WORK TO COMPLETE: Please write out the complete listing that follows, exactly as it reads.

** begin DATASET ENTRIES **

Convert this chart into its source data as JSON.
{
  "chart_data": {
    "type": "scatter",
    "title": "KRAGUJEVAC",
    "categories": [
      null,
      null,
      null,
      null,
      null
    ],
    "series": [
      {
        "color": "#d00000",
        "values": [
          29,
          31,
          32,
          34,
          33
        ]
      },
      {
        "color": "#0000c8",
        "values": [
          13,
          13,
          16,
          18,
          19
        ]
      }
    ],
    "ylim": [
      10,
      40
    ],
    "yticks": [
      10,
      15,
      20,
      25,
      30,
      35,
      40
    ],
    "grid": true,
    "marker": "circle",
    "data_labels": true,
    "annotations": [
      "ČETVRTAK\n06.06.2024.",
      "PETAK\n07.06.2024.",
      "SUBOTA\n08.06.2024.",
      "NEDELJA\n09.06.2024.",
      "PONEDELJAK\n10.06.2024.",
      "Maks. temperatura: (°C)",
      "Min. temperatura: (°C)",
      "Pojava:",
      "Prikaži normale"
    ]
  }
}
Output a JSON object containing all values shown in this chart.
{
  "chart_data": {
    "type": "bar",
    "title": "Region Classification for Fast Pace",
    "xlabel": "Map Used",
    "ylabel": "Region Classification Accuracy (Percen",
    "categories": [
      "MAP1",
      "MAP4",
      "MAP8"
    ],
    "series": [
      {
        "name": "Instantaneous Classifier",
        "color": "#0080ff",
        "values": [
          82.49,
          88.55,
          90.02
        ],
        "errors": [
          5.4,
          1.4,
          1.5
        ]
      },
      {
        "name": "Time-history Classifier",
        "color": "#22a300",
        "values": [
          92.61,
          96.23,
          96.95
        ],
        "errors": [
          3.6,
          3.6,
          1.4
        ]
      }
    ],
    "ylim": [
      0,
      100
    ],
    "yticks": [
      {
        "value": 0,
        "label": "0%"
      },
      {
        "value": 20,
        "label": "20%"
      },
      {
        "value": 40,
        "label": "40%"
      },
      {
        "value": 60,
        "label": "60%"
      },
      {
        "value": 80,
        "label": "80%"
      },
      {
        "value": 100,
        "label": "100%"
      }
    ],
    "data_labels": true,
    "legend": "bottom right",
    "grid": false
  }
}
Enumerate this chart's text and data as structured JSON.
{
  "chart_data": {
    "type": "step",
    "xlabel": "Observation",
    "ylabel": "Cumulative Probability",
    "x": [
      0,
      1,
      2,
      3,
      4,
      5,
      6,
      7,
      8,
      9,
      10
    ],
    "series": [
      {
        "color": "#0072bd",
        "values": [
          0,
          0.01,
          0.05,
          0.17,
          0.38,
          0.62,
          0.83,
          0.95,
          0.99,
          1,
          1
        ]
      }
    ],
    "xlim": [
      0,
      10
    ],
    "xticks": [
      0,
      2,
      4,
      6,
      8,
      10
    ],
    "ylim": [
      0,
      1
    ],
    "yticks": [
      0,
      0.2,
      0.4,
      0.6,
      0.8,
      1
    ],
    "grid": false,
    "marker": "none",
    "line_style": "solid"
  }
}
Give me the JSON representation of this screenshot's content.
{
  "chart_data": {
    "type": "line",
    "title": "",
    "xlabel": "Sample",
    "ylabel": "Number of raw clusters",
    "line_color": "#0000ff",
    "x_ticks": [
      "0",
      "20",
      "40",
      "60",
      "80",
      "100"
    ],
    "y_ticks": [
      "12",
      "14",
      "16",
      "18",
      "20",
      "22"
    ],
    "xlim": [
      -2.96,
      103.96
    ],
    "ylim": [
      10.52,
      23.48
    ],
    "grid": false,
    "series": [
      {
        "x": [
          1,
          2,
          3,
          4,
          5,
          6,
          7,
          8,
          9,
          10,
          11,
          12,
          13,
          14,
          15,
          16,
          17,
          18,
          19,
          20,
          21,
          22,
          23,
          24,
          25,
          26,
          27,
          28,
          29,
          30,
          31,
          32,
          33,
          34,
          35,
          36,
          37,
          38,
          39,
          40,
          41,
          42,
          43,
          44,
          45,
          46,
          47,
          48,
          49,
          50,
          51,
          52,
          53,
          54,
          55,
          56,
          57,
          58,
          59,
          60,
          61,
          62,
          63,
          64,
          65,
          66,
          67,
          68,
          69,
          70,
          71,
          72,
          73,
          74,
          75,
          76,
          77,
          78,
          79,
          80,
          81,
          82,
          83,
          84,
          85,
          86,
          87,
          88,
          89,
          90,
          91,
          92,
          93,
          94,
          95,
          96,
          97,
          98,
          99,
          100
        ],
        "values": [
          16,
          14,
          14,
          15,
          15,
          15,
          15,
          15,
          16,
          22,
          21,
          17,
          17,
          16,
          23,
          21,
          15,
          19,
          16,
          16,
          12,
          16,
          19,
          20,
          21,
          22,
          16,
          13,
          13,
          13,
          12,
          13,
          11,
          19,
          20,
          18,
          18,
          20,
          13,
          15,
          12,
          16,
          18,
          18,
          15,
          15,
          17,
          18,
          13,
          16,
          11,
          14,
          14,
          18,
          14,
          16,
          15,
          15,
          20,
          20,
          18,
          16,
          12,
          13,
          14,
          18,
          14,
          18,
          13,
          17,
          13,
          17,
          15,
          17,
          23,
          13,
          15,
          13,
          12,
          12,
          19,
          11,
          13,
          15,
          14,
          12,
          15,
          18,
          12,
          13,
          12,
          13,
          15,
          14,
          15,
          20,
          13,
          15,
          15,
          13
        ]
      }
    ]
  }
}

** end DATASET ENTRIES **

ANSWER TO THIS EXERCISE:
Convert this chart into its source data as JSON.
{
  "chart_data": {
    "type": "scatter",
    "title": "KRAGUJEVAC",
    "categories": [
      null,
      null,
      null,
      null,
      null
    ],
    "series": [
      {
        "color": "#d00000",
        "values": [
          29,
          31,
          32,
          34,
          33
        ]
      },
      {
        "color": "#0000c8",
        "values": [
          13,
          13,
          16,
          18,
          19
        ]
      }
    ],
    "ylim": [
      10,
      40
    ],
    "yticks": [
      10,
      15,
      20,
      25,
      30,
      35,
      40
    ],
    "grid": true,
    "marker": "circle",
    "data_labels": true,
    "annotations": [
      "ČETVRTAK\n06.06.2024.",
      "PETAK\n07.06.2024.",
      "SUBOTA\n08.06.2024.",
      "NEDELJA\n09.06.2024.",
      "PONEDELJAK\n10.06.2024.",
      "Maks. temperatura: (°C)",
      "Min. temperatura: (°C)",
      "Pojava:",
      "Prikaži normale"
    ]
  }
}
Output a JSON object containing all values shown in this chart.
{
  "chart_data": {
    "type": "bar",
    "title": "Region Classification for Fast Pace",
    "xlabel": "Map Used",
    "ylabel": "Region Classification Accuracy (Percen",
    "categories": [
      "MAP1",
      "MAP4",
      "MAP8"
    ],
    "series": [
      {
        "name": "Instantaneous Classifier",
        "color": "#0080ff",
        "values": [
          82.49,
          88.55,
          90.02
        ],
        "errors": [
          5.4,
          1.4,
          1.5
        ]
      },
      {
        "name": "Time-history Classifier",
        "color": "#22a300",
        "values": [
          92.61,
          96.23,
          96.95
        ],
        "errors": [
          3.6,
          3.6,
          1.4
        ]
      }
    ],
    "ylim": [
      0,
      100
    ],
    "yticks": [
      {
        "value": 0,
        "label": "0%"
      },
      {
        "value": 20,
        "label": "20%"
      },
      {
        "value": 40,
        "label": "40%"
      },
      {
        "value": 60,
        "label": "60%"
      },
      {
        "value": 80,
        "label": "80%"
      },
      {
        "value": 100,
        "label": "100%"
      }
    ],
    "data_labels": true,
    "legend": "bottom right",
    "grid": false
  }
}
Enumerate this chart's text and data as structured JSON.
{
  "chart_data": {
    "type": "step",
    "xlabel": "Observation",
    "ylabel": "Cumulative Probability",
    "x": [
      0,
      1,
      2,
      3,
      4,
      5,
      6,
      7,
      8,
      9,
      10
    ],
    "series": [
      {
        "color": "#0072bd",
        "values": [
          0,
          0.01,
          0.05,
          0.17,
          0.38,
          0.62,
          0.83,
          0.95,
          0.99,
          1,
          1
        ]
      }
    ],
    "xlim": [
      0,
      10
    ],
    "xticks": [
      0,
      2,
      4,
      6,
      8,
      10
    ],
    "ylim": [
      0,
      1
    ],
    "yticks": [
      0,
      0.2,
      0.4,
      0.6,
      0.8,
      1
    ],
    "grid": false,
    "marker": "none",
    "line_style": "solid"
  }
}
Give me the JSON representation of this screenshot's content.
{
  "chart_data": {
    "type": "line",
    "title": "",
    "xlabel": "Sample",
    "ylabel": "Number of raw clusters",
    "line_color": "#0000ff",
    "x_ticks": [
      "0",
      "20",
      "40",
      "60",
      "80",
      "100"
    ],
    "y_ticks": [
      "12",
      "14",
      "16",
      "18",
      "20",
      "22"
    ],
    "xlim": [
      -2.96,
      103.96
    ],
    "ylim": [
      10.52,
      23.48
    ],
    "grid": false,
    "series": [
      {
        "x": [
          1,
          2,
          3,
          4,
          5,
          6,
          7,
          8,
          9,
          10,
          11,
          12,
          13,
          14,
          15,
          16,
          17,
          18,
          19,
          20,
          21,
          22,
          23,
          24,
          25,
          26,
          27,
          28,
          29,
          30,
          31,
          32,
          33,
          34,
          35,
          36,
          37,
          38,
          39,
          40,
          41,
          42,
          43,
          44,
          45,
          46,
          47,
          48,
          49,
          50,
          51,
          52,
          53,
          54,
          55,
          56,
          57,
          58,
          59,
          60,
          61,
          62,
          63,
          64,
          65,
          66,
          67,
          68,
          69,
          70,
          71,
          72,
          73,
          74,
          75,
          76,
          77,
          78,
          79,
          80,
          81,
          82,
          83,
          84,
          85,
          86,
          87,
          88,
          89,
          90,
          91,
          92,
          93,
          94,
          95,
          96,
          97,
          98,
          99,
          100
        ],
        "values": [
          16,
          14,
          14,
          15,
          15,
          15,
          15,
          15,
          16,
          22,
          21,
          17,
          17,
          16,
          23,
          21,
          15,
          19,
          16,
          16,
          12,
          16,
          19,
          20,
          21,
          22,
          16,
          13,
          13,
          13,
          12,
          13,
          11,
          19,
          20,
          18,
          18,
          20,
          13,
          15,
          12,
          16,
          18,
          18,
          15,
          15,
          17,
          18,
          13,
          16,
          11,
          14,
          14,
          18,
          14,
          16,
          15,
          15,
          20,
          20,
          18,
          16,
          12,
          13,
          14,
          18,
          14,
          18,
          13,
          17,
          13,
          17,
          15,
          17,
          23,
          13,
          15,
          13,
          12,
          12,
          19,
          11,
          13,
          15,
          14,
          12,
          15,
          18,
          12,
          13,
          12,
          13,
          15,
          14,
          15,
          20,
          13,
          15,
          15,
          13
        ]
      }
    ]
  }
}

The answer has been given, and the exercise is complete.